**WHAT THIS TASK INVOLVES:** Show every line in the entries below where the word "marker" appears.

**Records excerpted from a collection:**
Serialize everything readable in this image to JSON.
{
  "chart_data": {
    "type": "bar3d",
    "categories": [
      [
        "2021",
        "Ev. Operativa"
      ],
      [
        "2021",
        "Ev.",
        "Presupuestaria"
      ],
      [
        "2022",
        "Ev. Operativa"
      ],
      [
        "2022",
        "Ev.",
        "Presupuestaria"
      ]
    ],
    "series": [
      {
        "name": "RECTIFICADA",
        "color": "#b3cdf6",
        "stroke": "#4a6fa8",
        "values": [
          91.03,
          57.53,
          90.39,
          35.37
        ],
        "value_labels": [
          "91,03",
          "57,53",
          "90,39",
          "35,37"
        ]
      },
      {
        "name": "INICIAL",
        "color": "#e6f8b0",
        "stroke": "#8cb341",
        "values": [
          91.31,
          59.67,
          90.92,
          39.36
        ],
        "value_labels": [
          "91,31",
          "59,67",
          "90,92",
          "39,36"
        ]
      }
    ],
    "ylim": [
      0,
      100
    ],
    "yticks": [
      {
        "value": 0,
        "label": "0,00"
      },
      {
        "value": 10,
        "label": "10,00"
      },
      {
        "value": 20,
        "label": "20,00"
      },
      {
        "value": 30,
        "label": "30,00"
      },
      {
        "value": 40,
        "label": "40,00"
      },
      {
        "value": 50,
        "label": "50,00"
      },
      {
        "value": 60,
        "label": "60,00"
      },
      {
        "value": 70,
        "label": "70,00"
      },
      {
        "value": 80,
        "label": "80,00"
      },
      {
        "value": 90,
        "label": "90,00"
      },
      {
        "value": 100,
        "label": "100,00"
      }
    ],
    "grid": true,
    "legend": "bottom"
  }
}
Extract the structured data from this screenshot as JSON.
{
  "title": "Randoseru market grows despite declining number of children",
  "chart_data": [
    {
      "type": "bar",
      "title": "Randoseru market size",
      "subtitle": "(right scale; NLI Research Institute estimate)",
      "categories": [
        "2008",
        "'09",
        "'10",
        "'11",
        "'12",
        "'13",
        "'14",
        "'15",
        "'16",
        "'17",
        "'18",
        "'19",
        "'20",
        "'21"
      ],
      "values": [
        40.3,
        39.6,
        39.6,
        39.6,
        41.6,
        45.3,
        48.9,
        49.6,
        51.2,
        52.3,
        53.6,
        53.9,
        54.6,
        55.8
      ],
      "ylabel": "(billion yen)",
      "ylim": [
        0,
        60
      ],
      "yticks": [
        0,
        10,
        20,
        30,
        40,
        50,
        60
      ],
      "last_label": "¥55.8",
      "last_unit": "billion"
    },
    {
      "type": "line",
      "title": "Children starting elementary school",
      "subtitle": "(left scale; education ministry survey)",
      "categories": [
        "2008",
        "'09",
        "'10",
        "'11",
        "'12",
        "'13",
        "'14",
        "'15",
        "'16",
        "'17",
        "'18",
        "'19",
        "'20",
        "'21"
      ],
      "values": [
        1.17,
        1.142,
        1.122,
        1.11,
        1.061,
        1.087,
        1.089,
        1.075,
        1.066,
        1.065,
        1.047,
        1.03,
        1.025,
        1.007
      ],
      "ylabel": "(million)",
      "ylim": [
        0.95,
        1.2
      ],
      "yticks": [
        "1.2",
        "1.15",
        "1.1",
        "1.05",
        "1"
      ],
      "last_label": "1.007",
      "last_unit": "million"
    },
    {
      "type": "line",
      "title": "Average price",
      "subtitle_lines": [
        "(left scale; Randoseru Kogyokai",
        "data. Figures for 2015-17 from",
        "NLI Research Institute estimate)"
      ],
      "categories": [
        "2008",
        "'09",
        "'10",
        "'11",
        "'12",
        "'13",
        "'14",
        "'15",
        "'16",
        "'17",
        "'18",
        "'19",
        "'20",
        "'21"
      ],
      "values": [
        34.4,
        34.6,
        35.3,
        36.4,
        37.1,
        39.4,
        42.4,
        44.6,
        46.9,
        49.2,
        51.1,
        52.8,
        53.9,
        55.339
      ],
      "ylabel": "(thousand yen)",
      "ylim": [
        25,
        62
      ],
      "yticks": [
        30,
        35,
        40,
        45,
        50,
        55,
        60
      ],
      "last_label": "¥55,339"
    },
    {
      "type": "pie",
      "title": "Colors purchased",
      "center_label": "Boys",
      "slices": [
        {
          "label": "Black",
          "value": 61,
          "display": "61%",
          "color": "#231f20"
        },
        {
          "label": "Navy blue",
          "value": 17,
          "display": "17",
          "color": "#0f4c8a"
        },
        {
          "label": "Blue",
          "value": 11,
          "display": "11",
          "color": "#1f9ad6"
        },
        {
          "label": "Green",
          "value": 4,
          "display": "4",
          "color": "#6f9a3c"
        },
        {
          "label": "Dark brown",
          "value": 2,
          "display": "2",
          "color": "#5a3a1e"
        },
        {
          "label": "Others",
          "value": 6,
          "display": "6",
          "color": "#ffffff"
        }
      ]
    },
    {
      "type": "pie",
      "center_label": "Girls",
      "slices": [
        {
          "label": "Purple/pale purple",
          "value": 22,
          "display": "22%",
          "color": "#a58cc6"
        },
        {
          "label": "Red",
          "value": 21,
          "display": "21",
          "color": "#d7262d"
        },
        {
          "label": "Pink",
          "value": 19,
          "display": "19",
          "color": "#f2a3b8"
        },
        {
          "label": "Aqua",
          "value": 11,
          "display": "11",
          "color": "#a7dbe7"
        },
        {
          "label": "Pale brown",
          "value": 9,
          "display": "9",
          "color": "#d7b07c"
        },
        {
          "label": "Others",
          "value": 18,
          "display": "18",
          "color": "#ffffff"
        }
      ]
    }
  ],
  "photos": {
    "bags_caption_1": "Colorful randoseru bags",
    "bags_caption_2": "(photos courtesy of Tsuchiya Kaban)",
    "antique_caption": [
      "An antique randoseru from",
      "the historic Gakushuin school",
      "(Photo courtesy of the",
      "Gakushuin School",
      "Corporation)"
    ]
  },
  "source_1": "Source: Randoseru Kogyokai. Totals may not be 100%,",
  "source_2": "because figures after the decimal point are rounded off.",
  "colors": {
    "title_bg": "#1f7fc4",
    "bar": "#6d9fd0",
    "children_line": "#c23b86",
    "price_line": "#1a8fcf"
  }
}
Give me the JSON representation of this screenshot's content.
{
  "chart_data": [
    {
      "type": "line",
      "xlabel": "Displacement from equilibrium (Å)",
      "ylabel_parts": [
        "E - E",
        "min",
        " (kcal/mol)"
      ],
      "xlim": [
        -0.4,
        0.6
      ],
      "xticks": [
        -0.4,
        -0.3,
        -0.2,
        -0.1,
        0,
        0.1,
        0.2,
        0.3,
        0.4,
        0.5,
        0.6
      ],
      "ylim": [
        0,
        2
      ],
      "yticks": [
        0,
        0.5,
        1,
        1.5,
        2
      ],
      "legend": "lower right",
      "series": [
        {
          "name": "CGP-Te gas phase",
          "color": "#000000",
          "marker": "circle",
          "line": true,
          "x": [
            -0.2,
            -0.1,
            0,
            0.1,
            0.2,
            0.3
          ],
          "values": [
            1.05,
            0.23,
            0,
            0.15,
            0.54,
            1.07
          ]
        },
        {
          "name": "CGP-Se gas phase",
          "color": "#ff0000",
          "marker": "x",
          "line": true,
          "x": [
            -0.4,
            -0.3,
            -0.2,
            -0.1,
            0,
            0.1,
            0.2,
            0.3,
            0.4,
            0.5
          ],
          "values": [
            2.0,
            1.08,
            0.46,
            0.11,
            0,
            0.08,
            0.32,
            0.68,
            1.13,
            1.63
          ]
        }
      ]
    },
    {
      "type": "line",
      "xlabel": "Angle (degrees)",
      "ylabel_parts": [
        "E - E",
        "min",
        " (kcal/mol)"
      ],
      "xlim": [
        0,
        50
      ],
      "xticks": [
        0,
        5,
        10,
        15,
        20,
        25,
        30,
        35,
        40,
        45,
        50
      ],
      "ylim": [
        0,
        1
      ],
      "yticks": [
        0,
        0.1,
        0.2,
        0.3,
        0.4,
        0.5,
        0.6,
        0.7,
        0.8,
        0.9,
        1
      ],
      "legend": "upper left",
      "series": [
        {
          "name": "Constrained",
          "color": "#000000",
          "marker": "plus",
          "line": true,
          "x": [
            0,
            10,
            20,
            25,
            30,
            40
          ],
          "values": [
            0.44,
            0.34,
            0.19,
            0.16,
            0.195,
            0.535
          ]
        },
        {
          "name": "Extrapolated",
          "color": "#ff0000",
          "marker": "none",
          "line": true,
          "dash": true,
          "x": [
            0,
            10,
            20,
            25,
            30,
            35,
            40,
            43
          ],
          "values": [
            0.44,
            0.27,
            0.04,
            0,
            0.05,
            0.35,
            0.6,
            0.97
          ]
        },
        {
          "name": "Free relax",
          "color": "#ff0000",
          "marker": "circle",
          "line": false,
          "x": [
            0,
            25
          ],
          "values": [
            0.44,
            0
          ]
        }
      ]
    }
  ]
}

**RESULT OF THE TASK:**
          "marker": "circle",
          "marker": "x",
          "marker": "plus",
          "marker": "none",
          "marker": "circle",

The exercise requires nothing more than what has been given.